TO BE DONE: Render the lines from the one containing "data-point bbox=[571, 167, 581, 177]" through the one containing "data-point bbox=[132, 140, 142, 150]", both included, as a numbered list with blank lines omitted. Include no other lines.
-- BEGIN ENTRIES PROVIDED --
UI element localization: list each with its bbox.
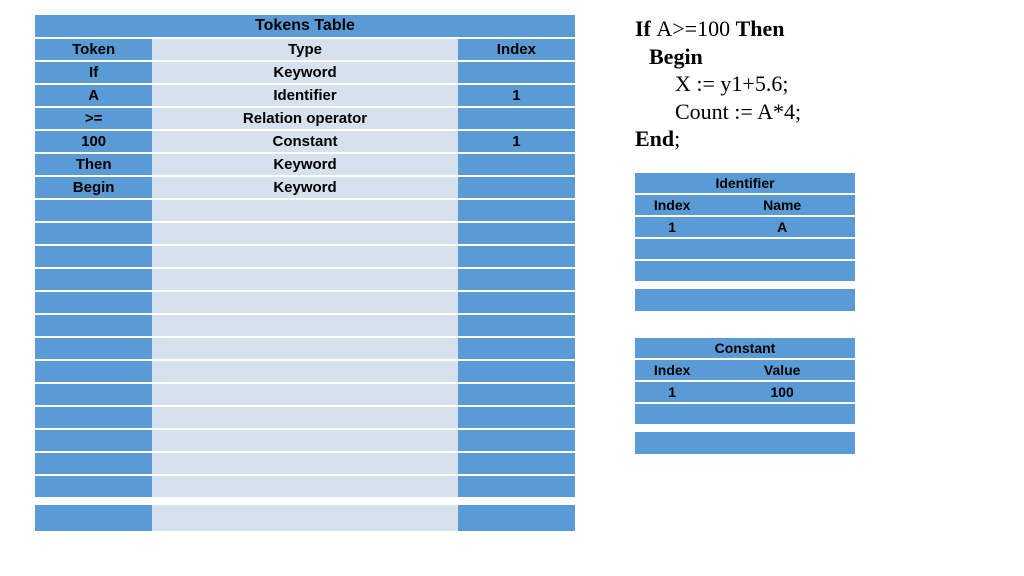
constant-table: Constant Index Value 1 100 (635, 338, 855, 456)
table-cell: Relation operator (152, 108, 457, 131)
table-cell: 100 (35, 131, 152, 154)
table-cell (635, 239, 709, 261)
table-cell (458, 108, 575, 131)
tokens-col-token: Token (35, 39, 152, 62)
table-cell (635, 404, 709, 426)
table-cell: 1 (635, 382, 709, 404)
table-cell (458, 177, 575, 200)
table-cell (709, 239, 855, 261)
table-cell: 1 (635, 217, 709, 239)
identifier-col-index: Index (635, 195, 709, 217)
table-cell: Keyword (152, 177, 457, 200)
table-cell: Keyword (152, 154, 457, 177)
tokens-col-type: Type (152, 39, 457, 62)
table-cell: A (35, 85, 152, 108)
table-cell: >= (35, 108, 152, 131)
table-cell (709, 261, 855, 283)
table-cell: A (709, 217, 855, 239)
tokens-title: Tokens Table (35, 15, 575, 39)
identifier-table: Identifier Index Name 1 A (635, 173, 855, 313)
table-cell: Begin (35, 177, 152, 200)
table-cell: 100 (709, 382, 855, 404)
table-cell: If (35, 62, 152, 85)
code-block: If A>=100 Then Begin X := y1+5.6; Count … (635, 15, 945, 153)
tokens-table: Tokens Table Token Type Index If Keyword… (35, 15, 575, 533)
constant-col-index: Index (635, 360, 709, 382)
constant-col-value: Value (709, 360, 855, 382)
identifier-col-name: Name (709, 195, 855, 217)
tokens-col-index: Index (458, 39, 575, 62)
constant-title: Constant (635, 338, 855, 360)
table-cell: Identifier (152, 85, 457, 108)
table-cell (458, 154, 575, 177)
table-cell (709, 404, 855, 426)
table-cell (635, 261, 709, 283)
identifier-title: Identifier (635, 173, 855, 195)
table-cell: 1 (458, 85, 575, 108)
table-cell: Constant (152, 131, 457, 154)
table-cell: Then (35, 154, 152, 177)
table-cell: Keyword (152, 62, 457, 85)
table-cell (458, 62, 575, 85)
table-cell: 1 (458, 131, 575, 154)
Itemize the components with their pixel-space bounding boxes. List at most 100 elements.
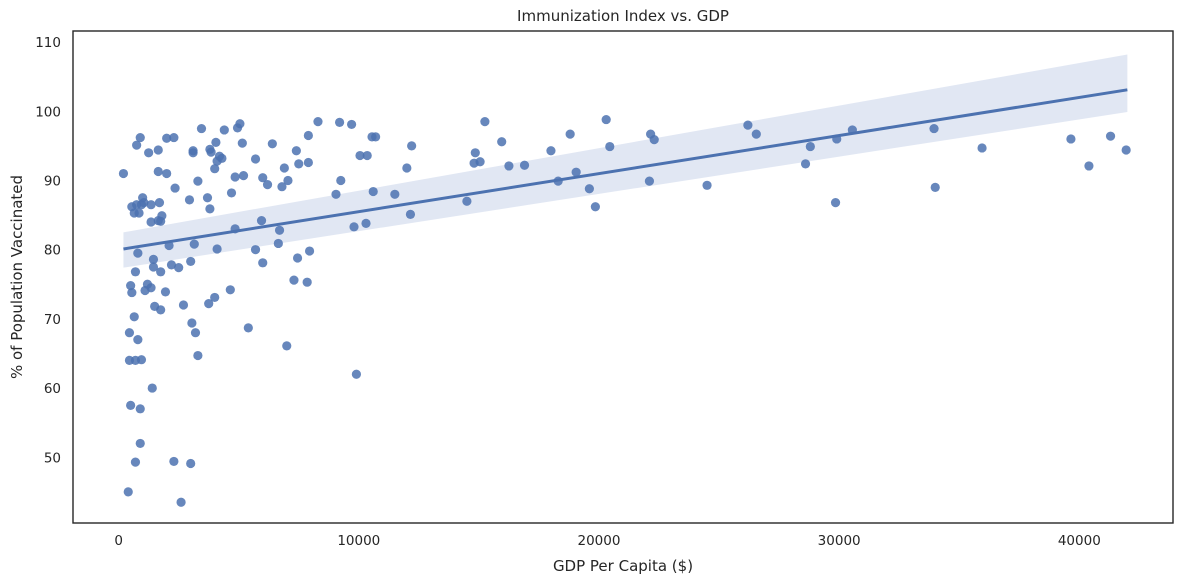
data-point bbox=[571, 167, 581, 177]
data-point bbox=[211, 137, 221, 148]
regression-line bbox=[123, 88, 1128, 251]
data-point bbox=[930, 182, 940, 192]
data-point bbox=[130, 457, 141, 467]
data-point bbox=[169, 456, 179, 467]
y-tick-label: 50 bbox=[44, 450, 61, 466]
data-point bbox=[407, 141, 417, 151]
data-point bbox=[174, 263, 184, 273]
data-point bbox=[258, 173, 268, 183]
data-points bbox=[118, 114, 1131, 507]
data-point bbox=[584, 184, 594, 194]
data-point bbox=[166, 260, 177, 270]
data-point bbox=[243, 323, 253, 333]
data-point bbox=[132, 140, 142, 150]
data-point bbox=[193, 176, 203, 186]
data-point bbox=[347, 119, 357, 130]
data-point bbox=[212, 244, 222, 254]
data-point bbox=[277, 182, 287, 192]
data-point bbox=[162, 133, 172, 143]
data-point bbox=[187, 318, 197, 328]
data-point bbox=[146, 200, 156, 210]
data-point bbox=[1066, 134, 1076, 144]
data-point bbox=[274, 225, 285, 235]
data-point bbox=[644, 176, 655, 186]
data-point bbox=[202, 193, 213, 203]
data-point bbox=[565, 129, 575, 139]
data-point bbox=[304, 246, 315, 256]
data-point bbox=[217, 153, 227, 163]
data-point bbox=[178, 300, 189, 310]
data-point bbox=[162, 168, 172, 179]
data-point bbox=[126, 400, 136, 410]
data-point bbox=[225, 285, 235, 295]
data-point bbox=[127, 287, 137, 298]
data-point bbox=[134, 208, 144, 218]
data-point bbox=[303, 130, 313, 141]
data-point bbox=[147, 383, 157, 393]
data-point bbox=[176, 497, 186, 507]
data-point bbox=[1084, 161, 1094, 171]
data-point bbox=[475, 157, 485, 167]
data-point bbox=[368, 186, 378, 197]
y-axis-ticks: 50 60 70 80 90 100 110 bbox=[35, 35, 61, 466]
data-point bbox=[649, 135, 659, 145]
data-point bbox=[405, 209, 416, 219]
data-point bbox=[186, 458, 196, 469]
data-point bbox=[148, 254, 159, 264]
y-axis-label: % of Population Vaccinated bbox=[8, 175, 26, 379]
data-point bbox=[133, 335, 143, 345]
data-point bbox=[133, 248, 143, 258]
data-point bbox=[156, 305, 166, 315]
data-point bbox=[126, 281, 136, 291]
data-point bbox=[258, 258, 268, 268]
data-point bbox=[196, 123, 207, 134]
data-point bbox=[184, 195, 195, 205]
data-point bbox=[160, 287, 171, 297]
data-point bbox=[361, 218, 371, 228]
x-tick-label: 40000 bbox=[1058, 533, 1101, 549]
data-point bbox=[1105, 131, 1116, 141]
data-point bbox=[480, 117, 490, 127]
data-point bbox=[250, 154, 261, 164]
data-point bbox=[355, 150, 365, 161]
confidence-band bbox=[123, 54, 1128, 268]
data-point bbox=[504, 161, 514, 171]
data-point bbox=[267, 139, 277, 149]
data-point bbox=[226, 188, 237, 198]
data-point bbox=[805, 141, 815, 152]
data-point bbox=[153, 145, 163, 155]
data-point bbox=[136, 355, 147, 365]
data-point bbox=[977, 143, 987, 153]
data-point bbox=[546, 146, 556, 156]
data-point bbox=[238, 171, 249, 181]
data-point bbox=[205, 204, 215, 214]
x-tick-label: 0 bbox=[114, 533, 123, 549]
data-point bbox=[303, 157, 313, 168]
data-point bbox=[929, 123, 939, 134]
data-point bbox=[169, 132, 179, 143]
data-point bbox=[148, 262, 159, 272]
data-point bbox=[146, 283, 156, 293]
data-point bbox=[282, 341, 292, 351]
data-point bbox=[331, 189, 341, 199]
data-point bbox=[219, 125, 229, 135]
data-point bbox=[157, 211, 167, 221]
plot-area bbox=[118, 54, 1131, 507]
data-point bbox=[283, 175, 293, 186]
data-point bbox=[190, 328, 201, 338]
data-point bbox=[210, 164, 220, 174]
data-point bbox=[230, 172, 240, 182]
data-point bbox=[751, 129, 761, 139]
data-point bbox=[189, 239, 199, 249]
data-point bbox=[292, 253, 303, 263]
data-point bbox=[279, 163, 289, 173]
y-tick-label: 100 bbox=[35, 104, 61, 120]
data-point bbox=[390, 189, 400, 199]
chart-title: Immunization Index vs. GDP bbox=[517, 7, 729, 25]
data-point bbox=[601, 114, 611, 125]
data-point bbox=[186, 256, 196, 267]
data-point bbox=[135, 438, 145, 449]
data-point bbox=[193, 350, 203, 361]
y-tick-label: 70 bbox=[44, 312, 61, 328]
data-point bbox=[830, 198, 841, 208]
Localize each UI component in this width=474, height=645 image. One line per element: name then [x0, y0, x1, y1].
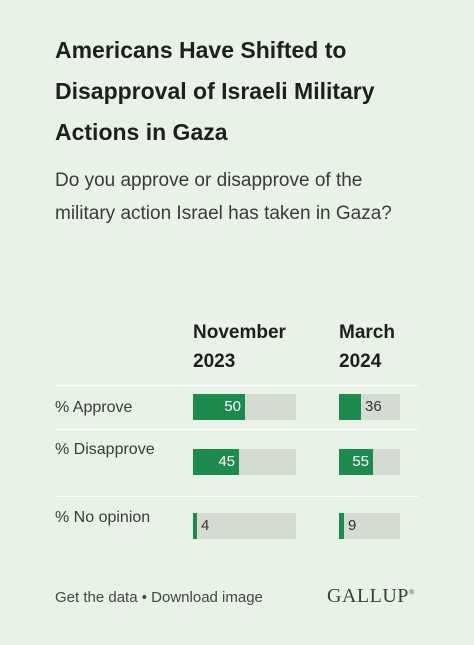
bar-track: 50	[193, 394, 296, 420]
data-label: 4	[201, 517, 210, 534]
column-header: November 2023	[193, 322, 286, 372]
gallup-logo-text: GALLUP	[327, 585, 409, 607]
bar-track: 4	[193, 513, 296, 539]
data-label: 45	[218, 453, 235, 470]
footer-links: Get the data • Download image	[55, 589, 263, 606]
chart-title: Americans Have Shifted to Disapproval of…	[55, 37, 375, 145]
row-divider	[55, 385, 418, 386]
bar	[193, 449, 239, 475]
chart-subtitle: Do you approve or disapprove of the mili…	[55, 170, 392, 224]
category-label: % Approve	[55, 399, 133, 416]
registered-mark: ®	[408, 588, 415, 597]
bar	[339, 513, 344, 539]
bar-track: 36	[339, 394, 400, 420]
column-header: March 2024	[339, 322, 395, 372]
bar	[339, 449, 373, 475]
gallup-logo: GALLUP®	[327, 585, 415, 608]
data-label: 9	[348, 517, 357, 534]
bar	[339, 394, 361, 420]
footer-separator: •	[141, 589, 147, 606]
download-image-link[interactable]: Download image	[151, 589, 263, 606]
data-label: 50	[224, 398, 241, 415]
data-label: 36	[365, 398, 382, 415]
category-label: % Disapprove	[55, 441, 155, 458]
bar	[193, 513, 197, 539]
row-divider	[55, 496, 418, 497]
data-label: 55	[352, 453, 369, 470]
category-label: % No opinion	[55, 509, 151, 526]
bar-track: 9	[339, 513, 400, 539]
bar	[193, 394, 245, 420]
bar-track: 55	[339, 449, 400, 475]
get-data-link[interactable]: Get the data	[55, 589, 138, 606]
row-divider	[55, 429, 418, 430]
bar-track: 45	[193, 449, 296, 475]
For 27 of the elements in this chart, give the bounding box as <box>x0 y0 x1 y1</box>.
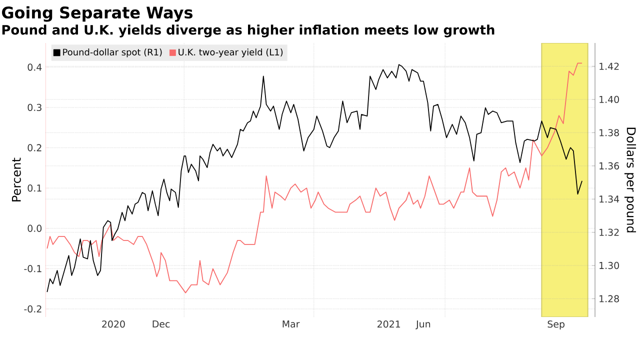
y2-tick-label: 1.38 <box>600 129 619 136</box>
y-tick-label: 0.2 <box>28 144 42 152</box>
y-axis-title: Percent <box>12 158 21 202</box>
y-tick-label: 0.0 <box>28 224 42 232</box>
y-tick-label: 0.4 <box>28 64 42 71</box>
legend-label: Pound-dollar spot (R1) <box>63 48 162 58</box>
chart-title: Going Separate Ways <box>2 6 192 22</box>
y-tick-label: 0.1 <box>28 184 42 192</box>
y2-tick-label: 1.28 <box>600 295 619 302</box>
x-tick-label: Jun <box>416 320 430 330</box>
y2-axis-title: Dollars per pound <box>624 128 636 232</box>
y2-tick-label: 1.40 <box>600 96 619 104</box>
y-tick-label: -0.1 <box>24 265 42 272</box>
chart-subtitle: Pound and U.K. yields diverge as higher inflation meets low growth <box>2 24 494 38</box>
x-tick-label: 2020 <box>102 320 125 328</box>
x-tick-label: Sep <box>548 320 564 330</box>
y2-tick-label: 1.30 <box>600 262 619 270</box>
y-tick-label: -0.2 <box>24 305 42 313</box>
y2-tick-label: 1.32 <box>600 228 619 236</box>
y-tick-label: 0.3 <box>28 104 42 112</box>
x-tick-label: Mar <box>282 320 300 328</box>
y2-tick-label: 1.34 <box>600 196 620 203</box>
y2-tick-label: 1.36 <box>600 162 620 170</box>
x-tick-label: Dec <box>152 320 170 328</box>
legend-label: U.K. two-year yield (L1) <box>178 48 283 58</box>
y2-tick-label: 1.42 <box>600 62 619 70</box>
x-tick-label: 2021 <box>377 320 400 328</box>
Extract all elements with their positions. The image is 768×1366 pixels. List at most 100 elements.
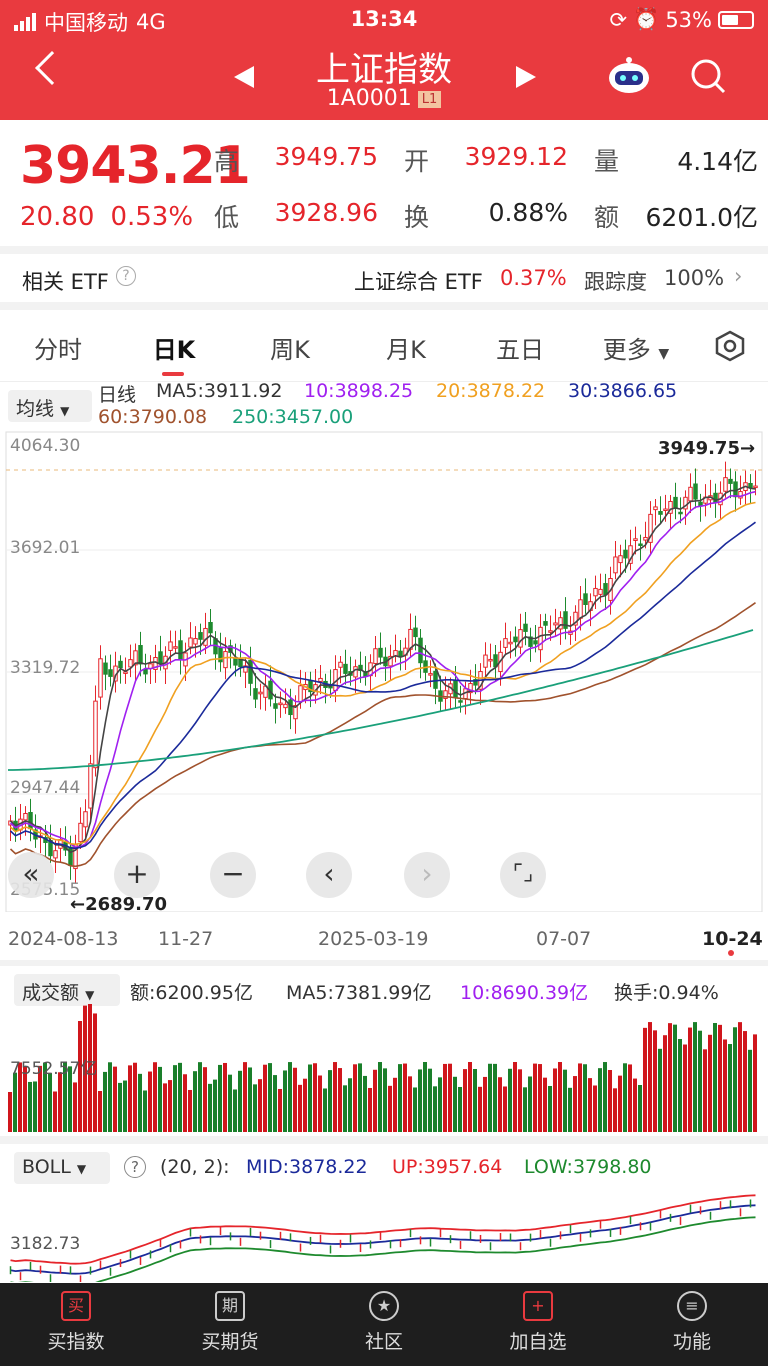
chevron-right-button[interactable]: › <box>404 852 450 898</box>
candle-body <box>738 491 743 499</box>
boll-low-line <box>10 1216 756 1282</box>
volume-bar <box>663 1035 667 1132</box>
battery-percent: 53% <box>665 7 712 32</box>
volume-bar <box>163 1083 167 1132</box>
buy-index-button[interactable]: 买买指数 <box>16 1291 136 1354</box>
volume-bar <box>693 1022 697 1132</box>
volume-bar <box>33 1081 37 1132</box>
-- END ENTRIES PROVIDED --
ANSWER:
1. data-point bbox=[571, 167, 581, 177]
2. data-point bbox=[211, 137, 221, 148]
3. regression-line bbox=[123, 88, 1128, 251]
4. data-point bbox=[930, 182, 940, 192]
5. data-point bbox=[130, 457, 141, 467]
6. data-point bbox=[169, 456, 179, 467]
7. y-tick-label: 50 bbox=[44, 450, 61, 466]
8. data-point bbox=[407, 141, 417, 151]
9. data-point bbox=[174, 263, 184, 273]
10. data-point bbox=[258, 173, 268, 183]
11. data-points bbox=[118, 114, 1131, 507]
12. data-point bbox=[584, 184, 594, 194]
13. data-point bbox=[166, 260, 177, 270]
14. data-point bbox=[243, 323, 253, 333]
15. data-point bbox=[132, 140, 142, 150]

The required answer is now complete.